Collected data
┄┄┄┄┄┄

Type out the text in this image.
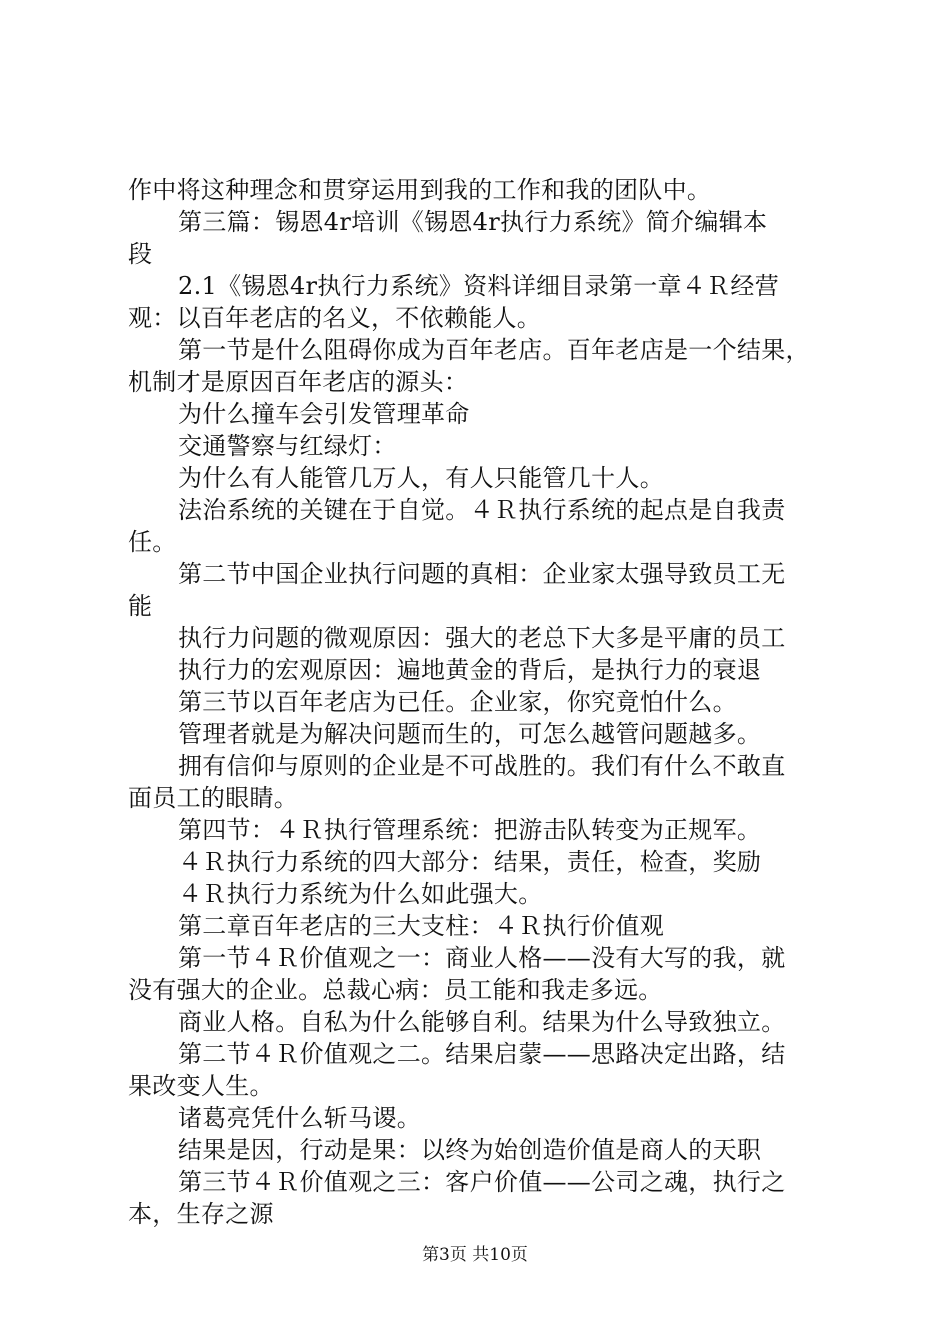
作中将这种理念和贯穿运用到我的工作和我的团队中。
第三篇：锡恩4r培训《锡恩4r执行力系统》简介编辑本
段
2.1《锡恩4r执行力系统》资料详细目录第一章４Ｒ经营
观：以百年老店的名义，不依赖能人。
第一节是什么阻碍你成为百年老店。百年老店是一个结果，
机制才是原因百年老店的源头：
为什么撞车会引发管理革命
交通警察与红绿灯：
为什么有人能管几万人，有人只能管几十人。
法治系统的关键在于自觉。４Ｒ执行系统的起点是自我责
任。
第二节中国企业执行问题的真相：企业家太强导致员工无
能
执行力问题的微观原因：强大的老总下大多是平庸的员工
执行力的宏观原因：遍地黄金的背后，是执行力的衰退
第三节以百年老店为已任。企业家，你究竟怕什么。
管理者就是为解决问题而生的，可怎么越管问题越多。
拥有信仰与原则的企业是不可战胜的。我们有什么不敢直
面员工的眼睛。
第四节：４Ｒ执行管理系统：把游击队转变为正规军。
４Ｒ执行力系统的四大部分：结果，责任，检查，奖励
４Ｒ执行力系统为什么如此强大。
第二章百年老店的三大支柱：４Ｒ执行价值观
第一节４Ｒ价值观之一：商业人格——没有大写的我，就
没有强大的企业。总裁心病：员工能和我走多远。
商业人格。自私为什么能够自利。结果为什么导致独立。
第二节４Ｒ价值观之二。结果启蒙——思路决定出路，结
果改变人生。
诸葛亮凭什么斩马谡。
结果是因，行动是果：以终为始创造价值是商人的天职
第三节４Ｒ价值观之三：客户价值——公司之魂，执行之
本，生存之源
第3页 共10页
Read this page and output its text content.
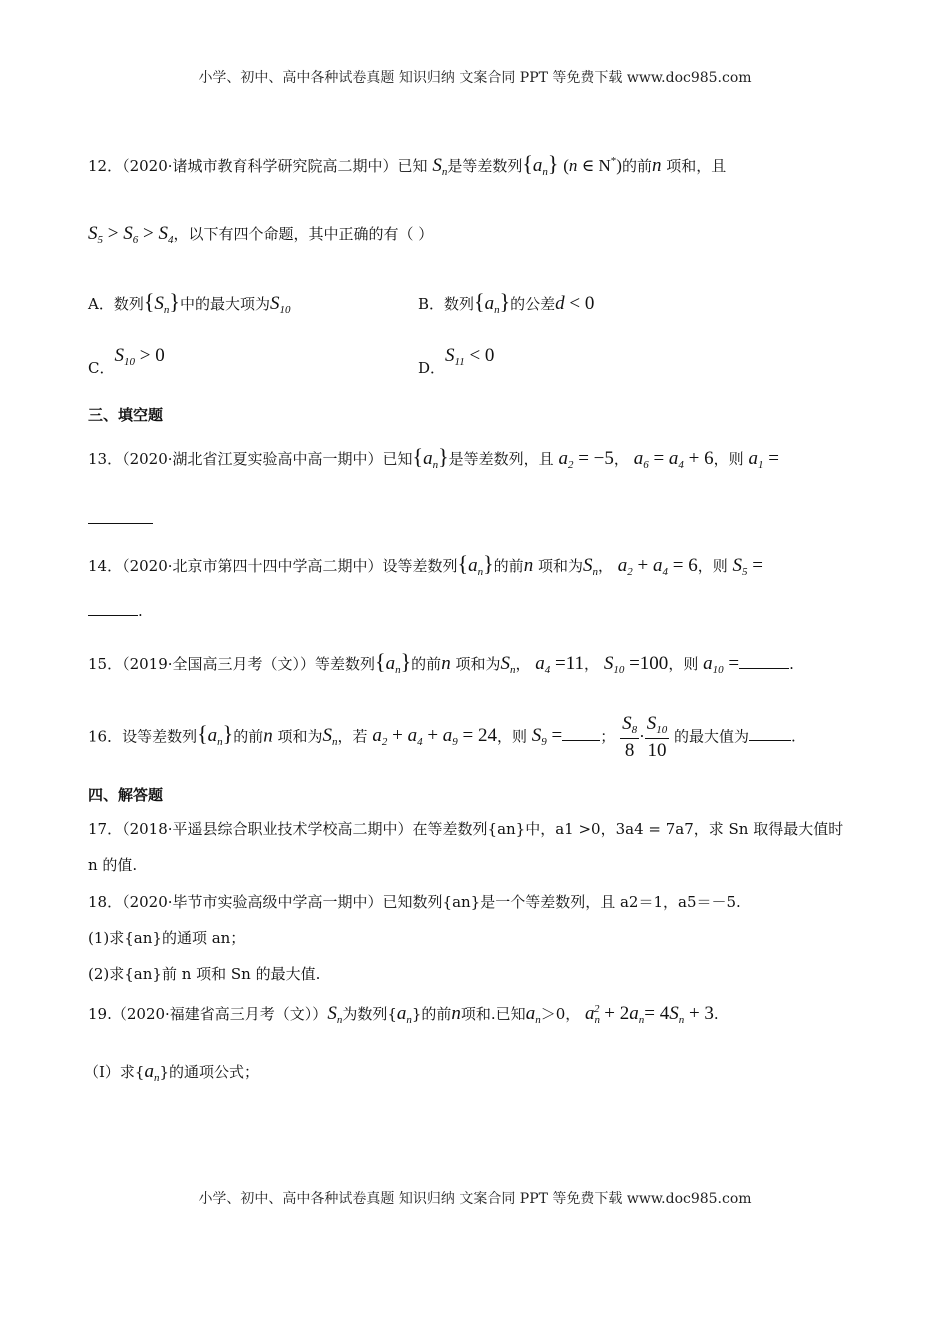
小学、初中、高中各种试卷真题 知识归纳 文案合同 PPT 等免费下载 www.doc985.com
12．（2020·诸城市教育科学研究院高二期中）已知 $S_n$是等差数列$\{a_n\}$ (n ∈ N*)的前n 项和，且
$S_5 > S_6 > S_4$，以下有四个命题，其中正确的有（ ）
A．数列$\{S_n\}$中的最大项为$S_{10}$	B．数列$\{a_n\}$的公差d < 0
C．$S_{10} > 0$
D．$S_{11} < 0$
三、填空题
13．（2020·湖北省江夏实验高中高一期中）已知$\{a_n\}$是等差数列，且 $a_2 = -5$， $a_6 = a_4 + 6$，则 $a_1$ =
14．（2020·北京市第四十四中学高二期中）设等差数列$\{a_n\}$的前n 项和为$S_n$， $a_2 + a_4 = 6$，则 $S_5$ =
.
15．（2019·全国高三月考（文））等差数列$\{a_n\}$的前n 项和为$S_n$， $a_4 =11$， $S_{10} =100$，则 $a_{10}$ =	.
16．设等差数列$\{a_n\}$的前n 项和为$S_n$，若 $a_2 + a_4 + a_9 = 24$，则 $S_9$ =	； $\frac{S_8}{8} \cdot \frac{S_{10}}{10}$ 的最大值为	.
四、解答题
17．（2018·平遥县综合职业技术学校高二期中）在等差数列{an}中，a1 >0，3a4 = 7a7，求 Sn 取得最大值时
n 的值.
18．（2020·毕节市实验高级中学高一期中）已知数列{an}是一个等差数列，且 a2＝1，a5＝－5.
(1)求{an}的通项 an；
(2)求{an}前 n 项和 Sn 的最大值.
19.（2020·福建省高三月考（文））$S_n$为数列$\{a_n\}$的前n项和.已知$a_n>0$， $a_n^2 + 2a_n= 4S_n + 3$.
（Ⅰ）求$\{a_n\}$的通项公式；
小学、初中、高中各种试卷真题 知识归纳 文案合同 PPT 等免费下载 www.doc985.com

┄┄┄┄┄┄

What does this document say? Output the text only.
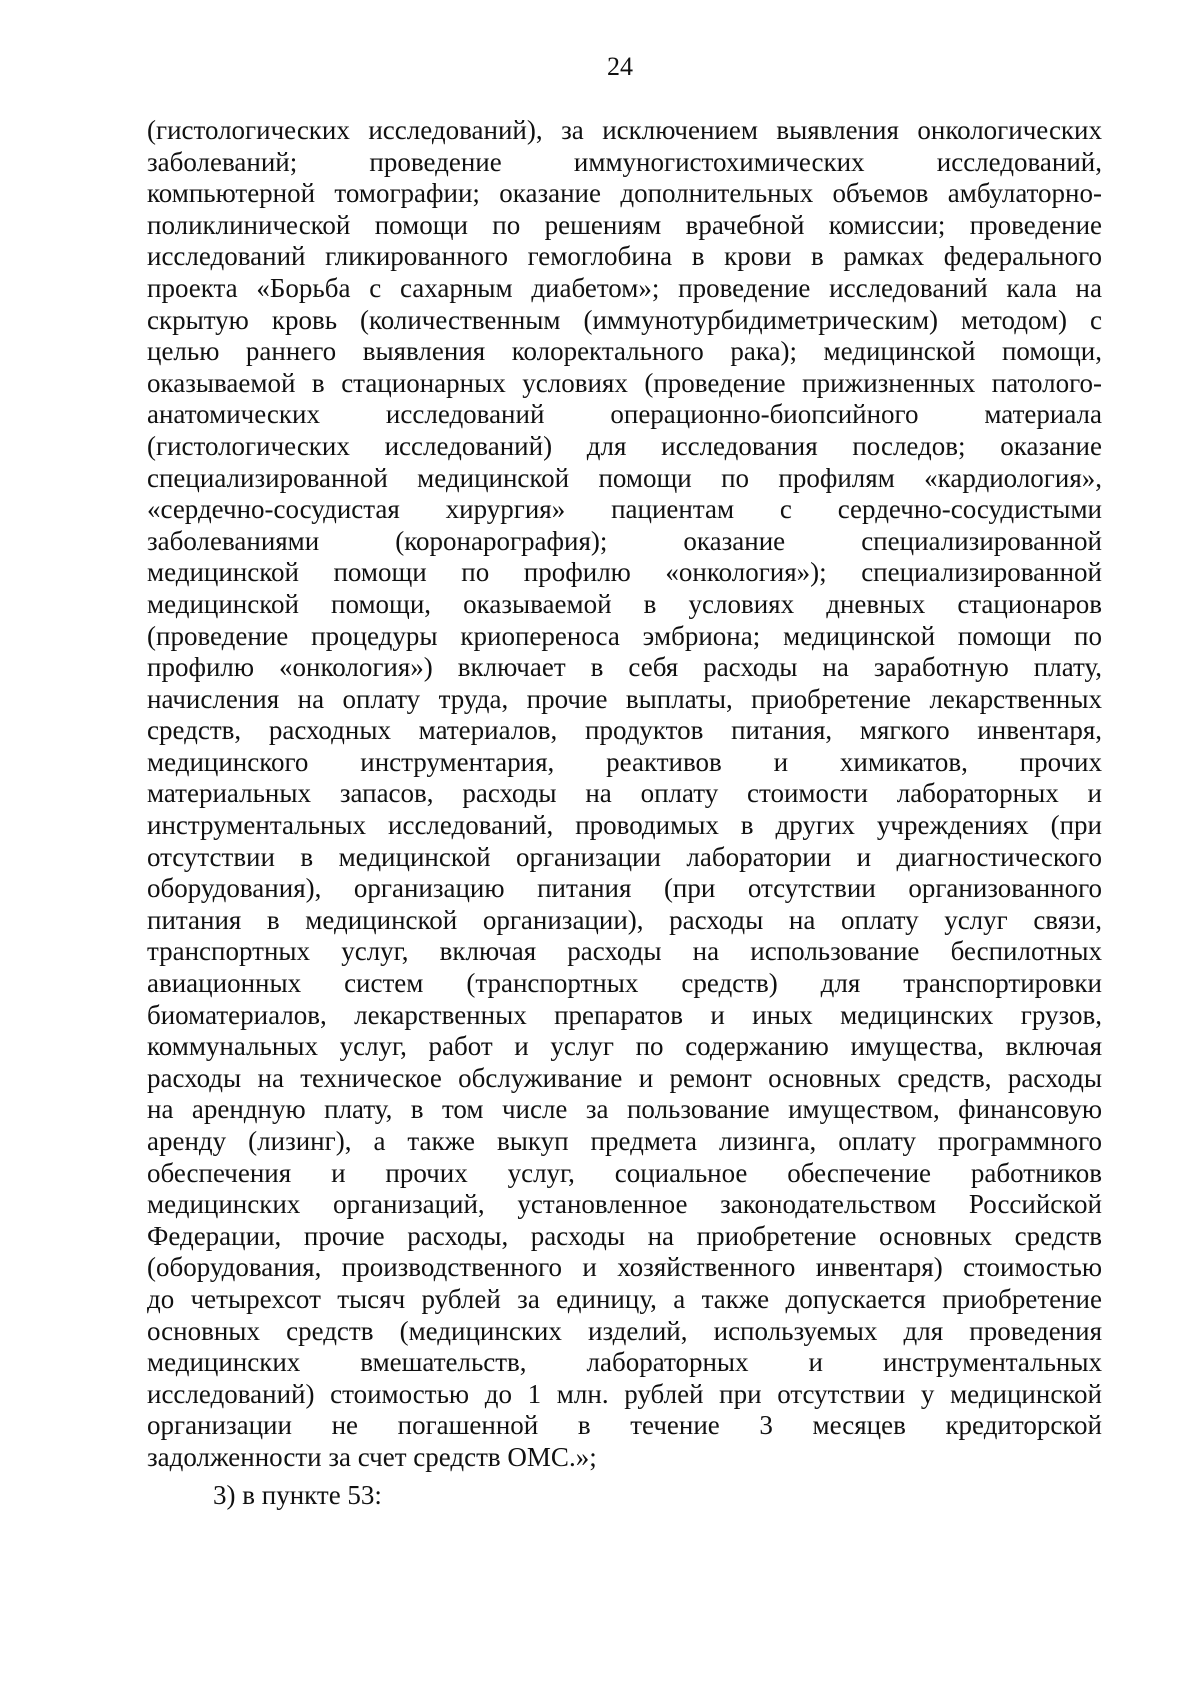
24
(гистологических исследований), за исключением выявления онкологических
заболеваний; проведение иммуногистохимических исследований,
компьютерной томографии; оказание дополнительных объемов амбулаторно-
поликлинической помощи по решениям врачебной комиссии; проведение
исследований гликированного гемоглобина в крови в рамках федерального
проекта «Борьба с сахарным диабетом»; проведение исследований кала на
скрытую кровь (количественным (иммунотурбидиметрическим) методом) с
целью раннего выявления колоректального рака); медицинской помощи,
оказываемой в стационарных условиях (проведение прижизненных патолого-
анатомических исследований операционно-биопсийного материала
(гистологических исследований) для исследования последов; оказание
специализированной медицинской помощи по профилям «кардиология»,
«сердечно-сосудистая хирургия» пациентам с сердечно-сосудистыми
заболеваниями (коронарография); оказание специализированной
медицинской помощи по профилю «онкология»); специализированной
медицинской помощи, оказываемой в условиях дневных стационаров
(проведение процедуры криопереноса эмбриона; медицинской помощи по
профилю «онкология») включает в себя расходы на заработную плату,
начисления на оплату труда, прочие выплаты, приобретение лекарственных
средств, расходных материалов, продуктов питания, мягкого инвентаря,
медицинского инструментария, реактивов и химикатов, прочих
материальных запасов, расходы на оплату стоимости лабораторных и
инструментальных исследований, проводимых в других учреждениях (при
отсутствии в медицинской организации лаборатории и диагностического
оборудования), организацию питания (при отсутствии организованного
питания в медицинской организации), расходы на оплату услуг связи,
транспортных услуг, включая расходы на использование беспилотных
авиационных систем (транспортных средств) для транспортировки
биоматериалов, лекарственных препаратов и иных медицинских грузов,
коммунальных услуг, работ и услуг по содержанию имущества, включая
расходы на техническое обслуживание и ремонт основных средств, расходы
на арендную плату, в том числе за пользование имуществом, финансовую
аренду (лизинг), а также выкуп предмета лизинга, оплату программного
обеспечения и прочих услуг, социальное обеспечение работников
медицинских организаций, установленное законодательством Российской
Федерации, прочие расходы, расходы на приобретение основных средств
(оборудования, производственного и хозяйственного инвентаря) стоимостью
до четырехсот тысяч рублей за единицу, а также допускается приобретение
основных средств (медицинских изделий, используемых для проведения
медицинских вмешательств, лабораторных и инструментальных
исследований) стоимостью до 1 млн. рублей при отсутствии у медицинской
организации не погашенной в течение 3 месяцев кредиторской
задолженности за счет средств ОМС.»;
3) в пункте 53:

┄┄┄┄┄┄

→ **GOAL OF THE EXERCISE**
Work out how many lines in the entries hold the string "是等差数列". Your answer should consist solely of that number.

→ **RESULT FOR THIS TASK**
2